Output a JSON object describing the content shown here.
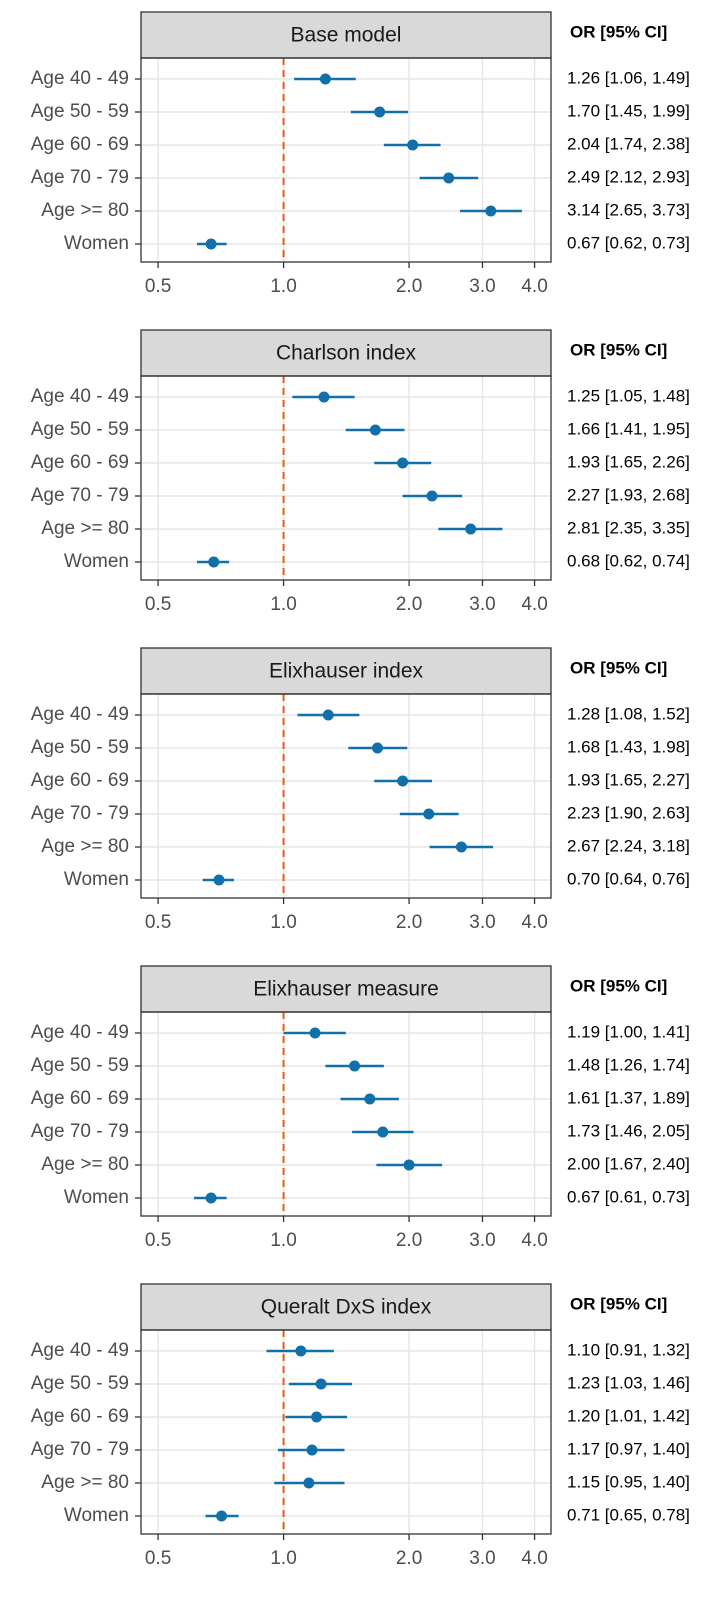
{
  "chart_data": [
    {
      "type": "forest",
      "title": "Base model",
      "table_header": "OR [95% CI]",
      "categories": [
        "Age 40 - 49",
        "Age 50 - 59",
        "Age 60 - 69",
        "Age 70 - 79",
        "Age >= 80",
        "Women"
      ],
      "values": [
        1.26,
        1.7,
        2.04,
        2.49,
        3.14,
        0.67
      ],
      "lower": [
        1.06,
        1.45,
        1.74,
        2.12,
        2.65,
        0.62
      ],
      "upper": [
        1.49,
        1.99,
        2.38,
        2.93,
        3.73,
        0.73
      ],
      "value_labels": [
        "1.26 [1.06, 1.49]",
        "1.70 [1.45, 1.99]",
        "2.04 [1.74, 2.38]",
        "2.49 [2.12, 2.93]",
        "3.14 [2.65, 3.73]",
        "0.67 [0.62, 0.73]"
      ],
      "xlim": [
        0.455,
        4.38
      ],
      "xticks": [
        0.5,
        {
          "value": 1,
          "label": "1.0"
        },
        {
          "value": 2,
          "label": "2.0"
        },
        {
          "value": 3,
          "label": "3.0"
        },
        {
          "value": 4,
          "label": "4.0"
        }
      ],
      "log_x": true,
      "grid": true,
      "color": "#1170aa",
      "reference_line": 1,
      "reference_color": "#e0601a"
    },
    {
      "type": "forest",
      "title": "Charlson index",
      "table_header": "OR [95% CI]",
      "categories": [
        "Age 40 - 49",
        "Age 50 - 59",
        "Age 60 - 69",
        "Age 70 - 79",
        "Age >= 80",
        "Women"
      ],
      "values": [
        1.25,
        1.66,
        1.93,
        2.27,
        2.81,
        0.68
      ],
      "lower": [
        1.05,
        1.41,
        1.65,
        1.93,
        2.35,
        0.62
      ],
      "upper": [
        1.48,
        1.95,
        2.26,
        2.68,
        3.35,
        0.74
      ],
      "value_labels": [
        "1.25 [1.05, 1.48]",
        "1.66 [1.41, 1.95]",
        "1.93 [1.65, 2.26]",
        "2.27 [1.93, 2.68]",
        "2.81 [2.35, 3.35]",
        "0.68 [0.62, 0.74]"
      ],
      "xlim": [
        0.455,
        4.38
      ],
      "xticks": [
        0.5,
        {
          "value": 1,
          "label": "1.0"
        },
        {
          "value": 2,
          "label": "2.0"
        },
        {
          "value": 3,
          "label": "3.0"
        },
        {
          "value": 4,
          "label": "4.0"
        }
      ],
      "log_x": true,
      "grid": true,
      "color": "#1170aa",
      "reference_line": 1,
      "reference_color": "#e0601a"
    },
    {
      "type": "forest",
      "title": "Elixhauser index",
      "table_header": "OR [95% CI]",
      "categories": [
        "Age 40 - 49",
        "Age 50 - 59",
        "Age 60 - 69",
        "Age 70 - 79",
        "Age >= 80",
        "Women"
      ],
      "values": [
        1.28,
        1.68,
        1.93,
        2.23,
        2.67,
        0.7
      ],
      "lower": [
        1.08,
        1.43,
        1.65,
        1.9,
        2.24,
        0.64
      ],
      "upper": [
        1.52,
        1.98,
        2.27,
        2.63,
        3.18,
        0.76
      ],
      "value_labels": [
        "1.28 [1.08, 1.52]",
        "1.68 [1.43, 1.98]",
        "1.93 [1.65, 2.27]",
        "2.23 [1.90, 2.63]",
        "2.67 [2.24, 3.18]",
        "0.70 [0.64, 0.76]"
      ],
      "xlim": [
        0.455,
        4.38
      ],
      "xticks": [
        0.5,
        {
          "value": 1,
          "label": "1.0"
        },
        {
          "value": 2,
          "label": "2.0"
        },
        {
          "value": 3,
          "label": "3.0"
        },
        {
          "value": 4,
          "label": "4.0"
        }
      ],
      "log_x": true,
      "grid": true,
      "color": "#1170aa",
      "reference_line": 1,
      "reference_color": "#e0601a"
    },
    {
      "type": "forest",
      "title": "Elixhauser measure",
      "table_header": "OR [95% CI]",
      "categories": [
        "Age 40 - 49",
        "Age 50 - 59",
        "Age 60 - 69",
        "Age 70 - 79",
        "Age >= 80",
        "Women"
      ],
      "values": [
        1.19,
        1.48,
        1.61,
        1.73,
        2.0,
        0.67
      ],
      "lower": [
        1.0,
        1.26,
        1.37,
        1.46,
        1.67,
        0.61
      ],
      "upper": [
        1.41,
        1.74,
        1.89,
        2.05,
        2.4,
        0.73
      ],
      "value_labels": [
        "1.19 [1.00, 1.41]",
        "1.48 [1.26, 1.74]",
        "1.61 [1.37, 1.89]",
        "1.73 [1.46, 2.05]",
        "2.00 [1.67, 2.40]",
        "0.67 [0.61, 0.73]"
      ],
      "xlim": [
        0.455,
        4.38
      ],
      "xticks": [
        0.5,
        {
          "value": 1,
          "label": "1.0"
        },
        {
          "value": 2,
          "label": "2.0"
        },
        {
          "value": 3,
          "label": "3.0"
        },
        {
          "value": 4,
          "label": "4.0"
        }
      ],
      "log_x": true,
      "grid": true,
      "color": "#1170aa",
      "reference_line": 1,
      "reference_color": "#e0601a"
    },
    {
      "type": "forest",
      "title": "Queralt DxS index",
      "table_header": "OR [95% CI]",
      "categories": [
        "Age 40 - 49",
        "Age 50 - 59",
        "Age 60 - 69",
        "Age 70 - 79",
        "Age >= 80",
        "Women"
      ],
      "values": [
        1.1,
        1.23,
        1.2,
        1.17,
        1.15,
        0.71
      ],
      "lower": [
        0.91,
        1.03,
        1.01,
        0.97,
        0.95,
        0.65
      ],
      "upper": [
        1.32,
        1.46,
        1.42,
        1.4,
        1.4,
        0.78
      ],
      "value_labels": [
        "1.10 [0.91, 1.32]",
        "1.23 [1.03, 1.46]",
        "1.20 [1.01, 1.42]",
        "1.17 [0.97, 1.40]",
        "1.15 [0.95, 1.40]",
        "0.71 [0.65, 0.78]"
      ],
      "xlim": [
        0.455,
        4.38
      ],
      "xticks": [
        0.5,
        {
          "value": 1,
          "label": "1.0"
        },
        {
          "value": 2,
          "label": "2.0"
        },
        {
          "value": 3,
          "label": "3.0"
        },
        {
          "value": 4,
          "label": "4.0"
        }
      ],
      "log_x": true,
      "grid": true,
      "color": "#1170aa",
      "reference_line": 1,
      "reference_color": "#e0601a"
    }
  ]
}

_ _ _

- Task instructions:
Find the lines containing "Elixhauser" and pull them out.

- Final result:
      "title": "Elixhauser index",
      "title": "Elixhauser measure",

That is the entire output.